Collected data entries
•••
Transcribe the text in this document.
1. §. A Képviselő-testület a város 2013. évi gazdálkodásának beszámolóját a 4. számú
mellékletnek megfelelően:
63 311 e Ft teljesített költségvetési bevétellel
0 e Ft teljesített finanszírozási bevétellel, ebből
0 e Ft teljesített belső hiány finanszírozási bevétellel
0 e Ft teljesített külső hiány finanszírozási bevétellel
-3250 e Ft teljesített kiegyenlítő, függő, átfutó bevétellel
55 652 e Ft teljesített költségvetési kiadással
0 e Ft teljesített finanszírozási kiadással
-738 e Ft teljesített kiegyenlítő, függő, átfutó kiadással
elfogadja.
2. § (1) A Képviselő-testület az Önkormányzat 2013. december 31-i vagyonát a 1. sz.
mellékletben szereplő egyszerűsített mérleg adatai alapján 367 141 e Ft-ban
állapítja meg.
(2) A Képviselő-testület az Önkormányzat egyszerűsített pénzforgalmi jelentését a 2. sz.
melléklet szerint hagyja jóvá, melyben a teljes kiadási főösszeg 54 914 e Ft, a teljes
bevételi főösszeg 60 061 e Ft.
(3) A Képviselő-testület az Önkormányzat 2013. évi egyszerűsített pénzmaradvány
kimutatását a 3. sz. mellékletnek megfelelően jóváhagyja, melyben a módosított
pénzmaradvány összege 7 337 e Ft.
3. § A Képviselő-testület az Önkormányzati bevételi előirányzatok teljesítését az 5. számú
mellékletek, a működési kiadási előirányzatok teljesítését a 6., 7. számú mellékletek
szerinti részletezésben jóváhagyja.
•••
## EXERCISE PROMPT
In the material above, how many lines hold the word "pénzmaradvány"? Say only the number.

## SOLUTION
2